=== Problem to solve ===
Reproduce the records. Keep every word exact and include no images.

===

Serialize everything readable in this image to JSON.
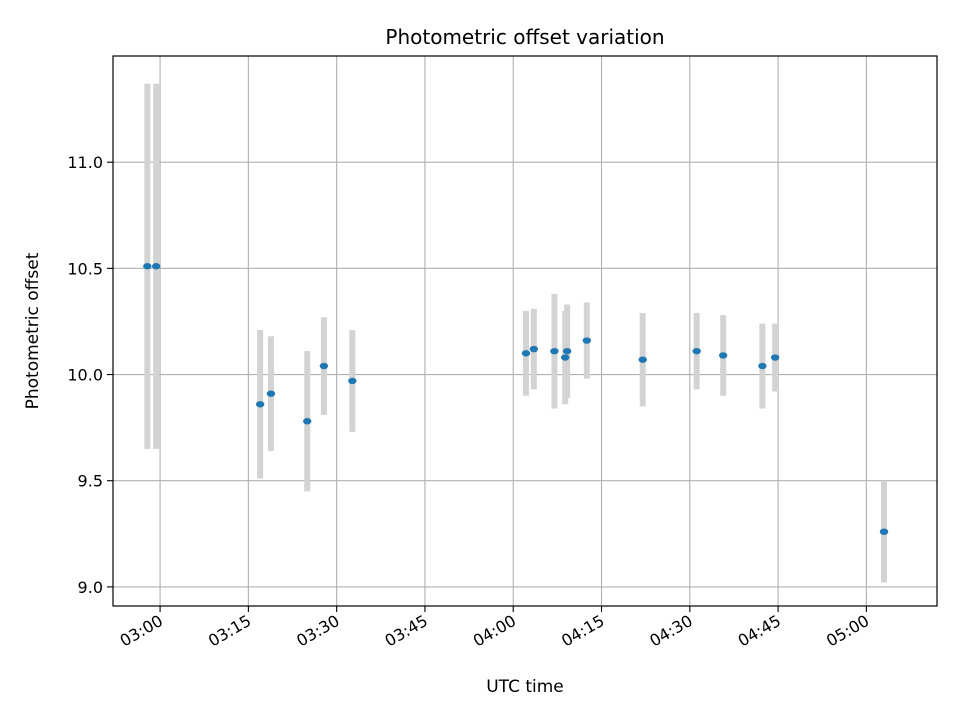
{
  "chart_data": {
    "type": "scatter",
    "title": "Photometric offset variation",
    "xlabel": "UTC time",
    "ylabel": "Photometric offset",
    "x_tick_labels": [
      "03:00",
      "03:15",
      "03:30",
      "03:45",
      "04:00",
      "04:15",
      "04:30",
      "04:45",
      "05:00"
    ],
    "x_ticks": [
      "03:00",
      "03:15",
      "03:30",
      "03:45",
      "04:00",
      "04:15",
      "04:30",
      "04:45",
      "05:00"
    ],
    "y_tick_labels": [
      "9.0",
      "9.5",
      "10.0",
      "10.5",
      "11.0"
    ],
    "y_ticks": [
      9.0,
      9.5,
      10.0,
      10.5,
      11.0
    ],
    "xlim": [
      "02:52",
      "05:12"
    ],
    "ylim": [
      8.91,
      11.5
    ],
    "grid": true,
    "point_color": "#1f77b4",
    "errorbar_color": "#d3d3d3",
    "points": [
      {
        "t": "02:57:50",
        "y": 10.51,
        "err": 0.86
      },
      {
        "t": "02:59:20",
        "y": 10.51,
        "err": 0.86
      },
      {
        "t": "03:17:00",
        "y": 9.86,
        "err": 0.35
      },
      {
        "t": "03:18:50",
        "y": 9.91,
        "err": 0.27
      },
      {
        "t": "03:25:00",
        "y": 9.78,
        "err": 0.33
      },
      {
        "t": "03:27:50",
        "y": 10.04,
        "err": 0.23
      },
      {
        "t": "03:32:40",
        "y": 9.97,
        "err": 0.24
      },
      {
        "t": "04:02:10",
        "y": 10.1,
        "err": 0.2
      },
      {
        "t": "04:03:30",
        "y": 10.12,
        "err": 0.19
      },
      {
        "t": "04:07:00",
        "y": 10.11,
        "err": 0.27
      },
      {
        "t": "04:08:50",
        "y": 10.08,
        "err": 0.22
      },
      {
        "t": "04:09:10",
        "y": 10.11,
        "err": 0.22
      },
      {
        "t": "04:12:30",
        "y": 10.16,
        "err": 0.18
      },
      {
        "t": "04:22:00",
        "y": 10.07,
        "err": 0.22
      },
      {
        "t": "04:31:10",
        "y": 10.11,
        "err": 0.18
      },
      {
        "t": "04:35:40",
        "y": 10.09,
        "err": 0.19
      },
      {
        "t": "04:42:20",
        "y": 10.04,
        "err": 0.2
      },
      {
        "t": "04:44:30",
        "y": 10.08,
        "err": 0.16
      },
      {
        "t": "05:03:00",
        "y": 9.26,
        "err": 0.24
      }
    ]
  }
}
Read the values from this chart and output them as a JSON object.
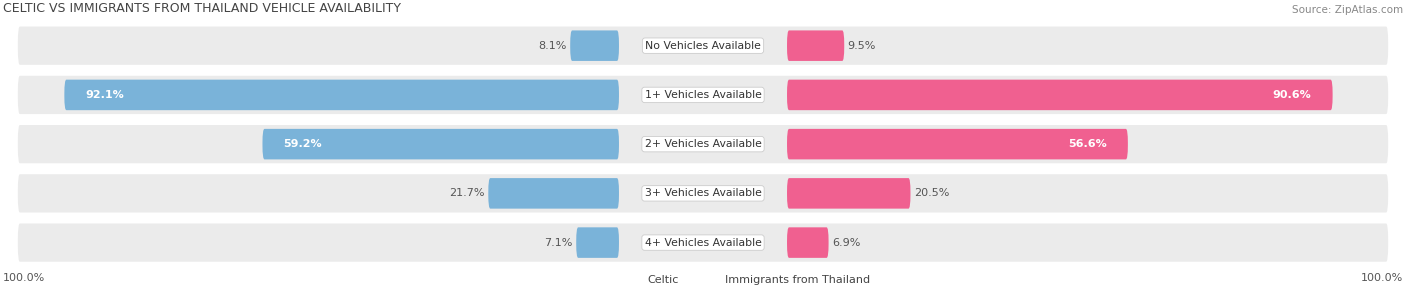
{
  "title": "CELTIC VS IMMIGRANTS FROM THAILAND VEHICLE AVAILABILITY",
  "source": "Source: ZipAtlas.com",
  "categories": [
    "No Vehicles Available",
    "1+ Vehicles Available",
    "2+ Vehicles Available",
    "3+ Vehicles Available",
    "4+ Vehicles Available"
  ],
  "celtic_values": [
    8.1,
    92.1,
    59.2,
    21.7,
    7.1
  ],
  "thailand_values": [
    9.5,
    90.6,
    56.6,
    20.5,
    6.9
  ],
  "celtic_color": "#7ab3d9",
  "celtic_color_dark": "#6aaad4",
  "thailand_color": "#f06090",
  "thailand_color_light": "#f090b0",
  "row_bg_color": "#ebebeb",
  "row_bg_alt_color": "#e0e0e8",
  "legend_celtic_color": "#7ab3d9",
  "legend_thailand_color": "#f06090",
  "axis_label_left": "100.0%",
  "axis_label_right": "100.0%",
  "figsize": [
    14.06,
    2.86
  ],
  "dpi": 100
}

===

=== Written reply ===
Serialize everything readable in this image to JSON.
{
  "chart_data": {
    "type": "scatter",
    "title": "Photometric offset variation",
    "xlabel": "UTC time",
    "ylabel": "Photometric offset",
    "x_tick_labels": [
      "03:00",
      "03:15",
      "03:30",
      "03:45",
      "04:00",
      "04:15",
      "04:30",
      "04:45",
      "05:00"
    ],
    "x_ticks": [
      "03:00",
      "03:15",
      "03:30",
      "03:45",
      "04:00",
      "04:15",
      "04:30",
      "04:45",
      "05:00"
    ],
    "y_tick_labels": [
      "9.0",
      "9.5",
      "10.0",
      "10.5",
      "11.0"
    ],
    "y_ticks": [
      9.0,
      9.5,
      10.0,
      10.5,
      11.0
    ],
    "xlim": [
      "02:52",
      "05:12"
    ],
    "ylim": [
      8.91,
      11.5
    ],
    "grid": true,
    "point_color": "#1f77b4",
    "errorbar_color": "#d3d3d3",
    "points": [
      {
        "t": "02:57:50",
        "y": 10.51,
        "err": 0.86
      },
      {
        "t": "02:59:20",
        "y": 10.51,
        "err": 0.86
      },
      {
        "t": "03:17:00",
        "y": 9.86,
        "err": 0.35
      },
      {
        "t": "03:18:50",
        "y": 9.91,
        "err": 0.27
      },
      {
        "t": "03:25:00",
        "y": 9.78,
        "err": 0.33
      },
      {
        "t": "03:27:50",
        "y": 10.04,
        "err": 0.23
      },
      {
        "t": "03:32:40",
        "y": 9.97,
        "err": 0.24
      },
      {
        "t": "04:02:10",
        "y": 10.1,
        "err": 0.2
      },
      {
        "t": "04:03:30",
        "y": 10.12,
        "err": 0.19
      },
      {
        "t": "04:07:00",
        "y": 10.11,
        "err": 0.27
      },
      {
        "t": "04:08:50",
        "y": 10.08,
        "err": 0.22
      },
      {
        "t": "04:09:10",
        "y": 10.11,
        "err": 0.22
      },
      {
        "t": "04:12:30",
        "y": 10.16,
        "err": 0.18
      },
      {
        "t": "04:22:00",
        "y": 10.07,
        "err": 0.22
      },
      {
        "t": "04:31:10",
        "y": 10.11,
        "err": 0.18
      },
      {
        "t": "04:35:40",
        "y": 10.09,
        "err": 0.19
      },
      {
        "t": "04:42:20",
        "y": 10.04,
        "err": 0.2
      },
      {
        "t": "04:44:30",
        "y": 10.08,
        "err": 0.16
      },
      {
        "t": "05:03:00",
        "y": 9.26,
        "err": 0.24
      }
    ]
  }
}
Read the values from this chart and output them as a JSON object.
{
  "title": "CELTIC VS IMMIGRANTS FROM THAILAND VEHICLE AVAILABILITY",
  "source": "Source: ZipAtlas.com",
  "categories": [
    "No Vehicles Available",
    "1+ Vehicles Available",
    "2+ Vehicles Available",
    "3+ Vehicles Available",
    "4+ Vehicles Available"
  ],
  "celtic_values": [
    8.1,
    92.1,
    59.2,
    21.7,
    7.1
  ],
  "thailand_values": [
    9.5,
    90.6,
    56.6,
    20.5,
    6.9
  ],
  "celtic_color": "#7ab3d9",
  "celtic_color_dark": "#6aaad4",
  "thailand_color": "#f06090",
  "thailand_color_light": "#f090b0",
  "row_bg_color": "#ebebeb",
  "row_bg_alt_color": "#e0e0e8",
  "legend_celtic_color": "#7ab3d9",
  "legend_thailand_color": "#f06090",
  "axis_label_left": "100.0%",
  "axis_label_right": "100.0%",
  "figsize": [
    14.06,
    2.86
  ],
  "dpi": 100
}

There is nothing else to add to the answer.